Set task: Copy out each line below that has the word "title" in it.

==== Data excerpts ====

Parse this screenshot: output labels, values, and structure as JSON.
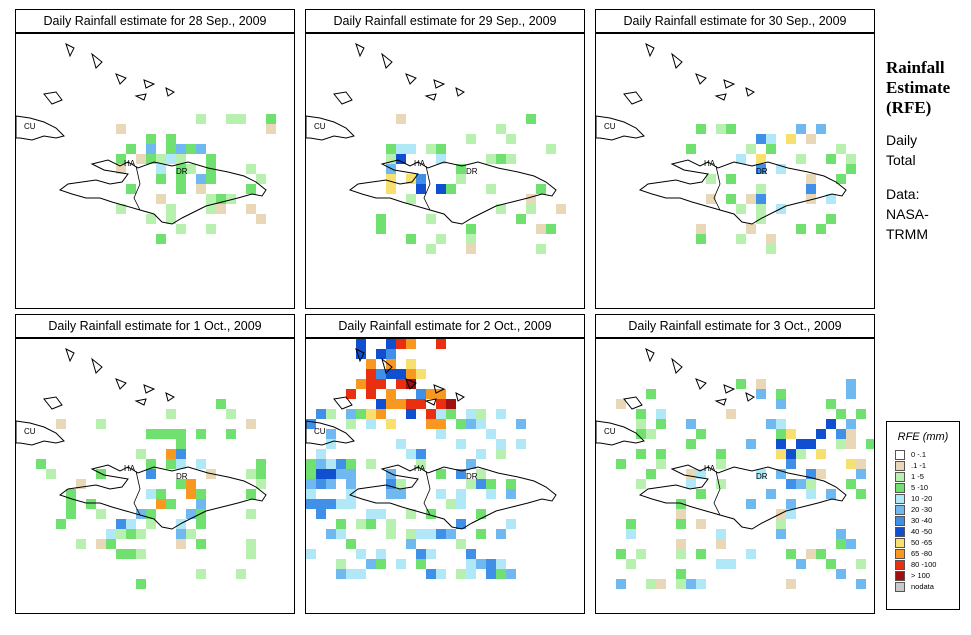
{
  "panels": [
    {
      "title": "Daily Rainfall estimate for  28 Sep., 2009",
      "labels": {
        "cu": "CU",
        "ha": "HA",
        "dr": "DR"
      }
    },
    {
      "title": "Daily Rainfall estimate for  29 Sep., 2009",
      "labels": {
        "cu": "CU",
        "ha": "HA",
        "dr": "DR"
      }
    },
    {
      "title": "Daily Rainfall estimate for  30 Sep., 2009",
      "labels": {
        "cu": "CU",
        "ha": "HA",
        "dr": "DR"
      }
    },
    {
      "title": "Daily Rainfall estimate for  1 Oct., 2009",
      "labels": {
        "cu": "CU",
        "ha": "HA",
        "dr": "DR"
      }
    },
    {
      "title": "Daily Rainfall estimate for  2 Oct., 2009",
      "labels": {
        "cu": "CU",
        "ha": "HA",
        "dr": "DR"
      }
    },
    {
      "title": "Daily Rainfall estimate for  3 Oct., 2009",
      "labels": {
        "cu": "CU",
        "ha": "HA",
        "dr": "DR"
      }
    }
  ],
  "side": {
    "heading_1": "Rainfall",
    "heading_2": "Estimate",
    "heading_3": "(RFE)",
    "daily": "Daily",
    "total": "Total",
    "data": "Data:",
    "nasa": "NASA-",
    "trmm": "TRMM"
  },
  "legend": {
    "title": "RFE (mm)",
    "items": [
      {
        "label": "0 -.1",
        "color": "#ffffff"
      },
      {
        "label": ".1 -1",
        "color": "#e8d8b8"
      },
      {
        "label": "1 -5",
        "color": "#b8f0b0"
      },
      {
        "label": "5 -10",
        "color": "#70e070"
      },
      {
        "label": "10 -20",
        "color": "#b0e8f8"
      },
      {
        "label": "20 -30",
        "color": "#70b8f0"
      },
      {
        "label": "30 -40",
        "color": "#4090e8"
      },
      {
        "label": "40 -50",
        "color": "#1050d0"
      },
      {
        "label": "50 -65",
        "color": "#f8e070"
      },
      {
        "label": "65 -80",
        "color": "#f89820"
      },
      {
        "label": "80 -100",
        "color": "#e83010"
      },
      {
        "label": "> 100",
        "color": "#a01010"
      },
      {
        "label": "nodata",
        "color": "#c8c8c8"
      }
    ]
  }
}
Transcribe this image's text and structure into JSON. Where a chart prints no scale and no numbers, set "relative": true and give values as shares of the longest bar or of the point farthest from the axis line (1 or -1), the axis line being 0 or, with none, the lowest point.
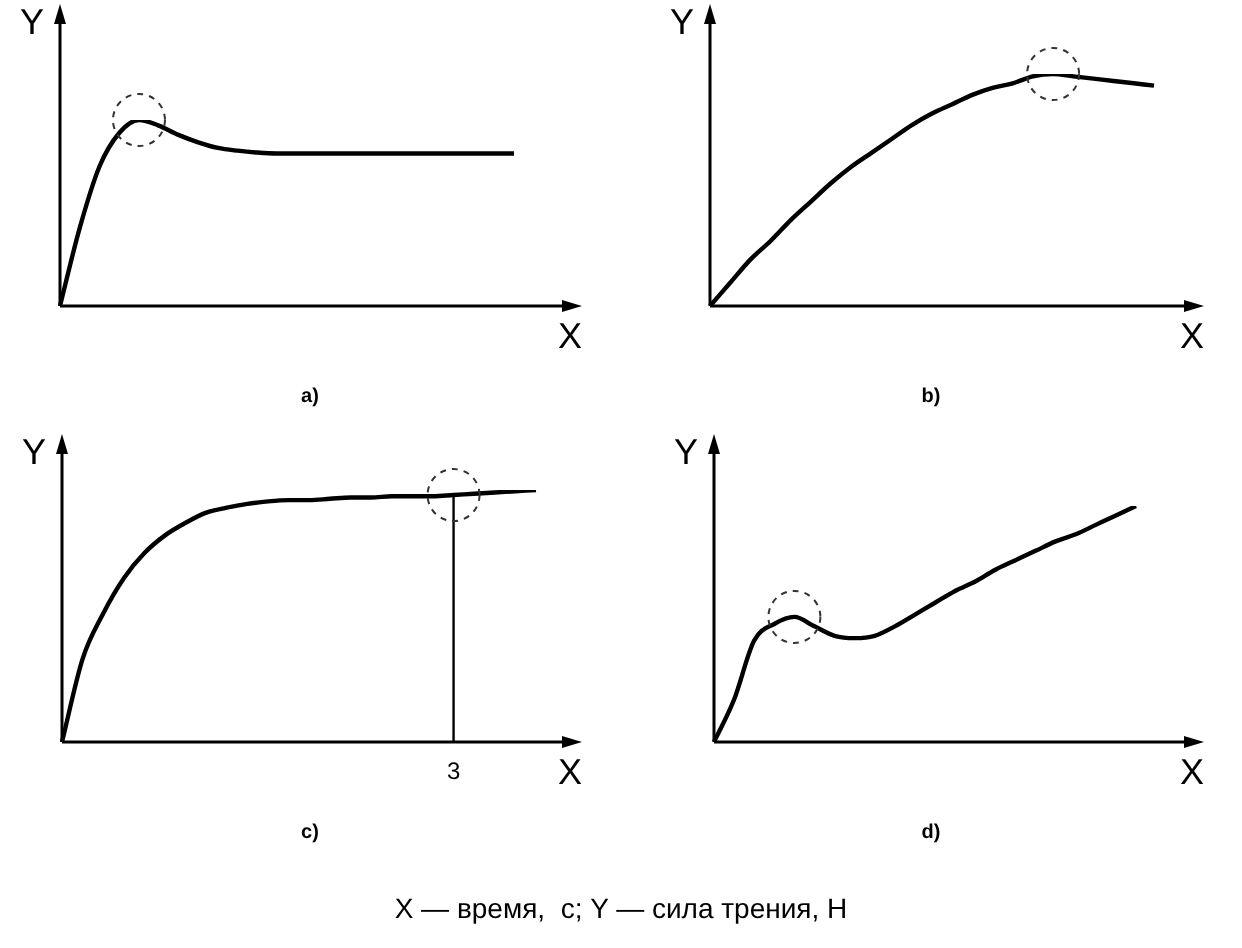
{
  "chart_data": [
    {
      "type": "line",
      "title": "a)",
      "xlabel": "X",
      "ylabel": "Y",
      "relative": true,
      "categories": [
        null,
        null,
        null,
        null,
        null,
        null,
        null,
        null,
        null,
        null,
        null,
        null,
        null,
        null,
        null,
        null,
        null,
        null,
        null,
        null,
        null,
        null,
        null,
        null
      ],
      "series": [
        {
          "color": "#000000",
          "values": [
            0,
            0.42,
            0.75,
            0.93,
            1,
            0.97,
            0.92,
            0.88,
            0.85,
            0.835,
            0.825,
            0.82,
            0.82,
            0.82,
            0.82,
            0.82,
            0.82,
            0.82,
            0.82,
            0.82,
            0.82,
            0.82,
            0.82,
            0.82
          ]
        }
      ]
    },
    {
      "type": "line",
      "title": "b)",
      "xlabel": "X",
      "ylabel": "Y",
      "relative": true,
      "categories": [
        null,
        null,
        null,
        null,
        null,
        null,
        null,
        null,
        null,
        null,
        null,
        null,
        null,
        null,
        null,
        null,
        null,
        null,
        null,
        null,
        null,
        null,
        null
      ],
      "series": [
        {
          "color": "#000000",
          "values": [
            0,
            0.1,
            0.2,
            0.28,
            0.37,
            0.45,
            0.53,
            0.6,
            0.66,
            0.72,
            0.78,
            0.83,
            0.87,
            0.91,
            0.94,
            0.96,
            0.99,
            1,
            0.99,
            0.98,
            0.97,
            0.96,
            0.95
          ]
        }
      ]
    },
    {
      "type": "line",
      "title": "c)",
      "xlabel": "X",
      "ylabel": "Y",
      "relative": true,
      "categories": [
        null,
        null,
        null,
        null,
        null,
        null,
        null,
        null,
        null,
        null,
        null,
        null,
        null,
        null,
        null,
        null,
        null,
        null,
        null,
        null,
        null,
        null,
        null,
        null
      ],
      "series": [
        {
          "color": "#000000",
          "values": [
            0,
            0.33,
            0.51,
            0.65,
            0.75,
            0.82,
            0.87,
            0.91,
            0.93,
            0.945,
            0.955,
            0.96,
            0.96,
            0.965,
            0.97,
            0.97,
            0.975,
            0.975,
            0.975,
            0.98,
            0.985,
            0.99,
            0.995,
            1
          ]
        }
      ],
      "annotations": [
        "3"
      ]
    },
    {
      "type": "line",
      "title": "d)",
      "xlabel": "X",
      "ylabel": "Y",
      "relative": true,
      "categories": [
        null,
        null,
        null,
        null,
        null,
        null,
        null,
        null,
        null,
        null,
        null,
        null,
        null,
        null,
        null,
        null,
        null,
        null,
        null,
        null,
        null,
        null
      ],
      "series": [
        {
          "color": "#000000",
          "values": [
            0,
            0.18,
            0.43,
            0.5,
            0.53,
            0.49,
            0.45,
            0.44,
            0.45,
            0.49,
            0.54,
            0.59,
            0.64,
            0.68,
            0.73,
            0.77,
            0.81,
            0.85,
            0.88,
            0.92,
            0.96,
            1
          ]
        }
      ],
      "annotations": [
        "X — время,  с; Y — сила трения, Н"
      ]
    }
  ]
}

====

Full answer:
      "title": "Daily Rainfall estimate for  28 Sep., 2009",
      "title": "Daily Rainfall estimate for  29 Sep., 2009",
      "title": "Daily Rainfall estimate for  30 Sep., 2009",
      "title": "Daily Rainfall estimate for  1 Oct., 2009",
      "title": "Daily Rainfall estimate for  2 Oct., 2009",
      "title": "Daily Rainfall estimate for  3 Oct., 2009",
    "title": "RFE (mm)",
      "title": "a)",
      "title": "b)",
      "title": "c)",
      "title": "d)",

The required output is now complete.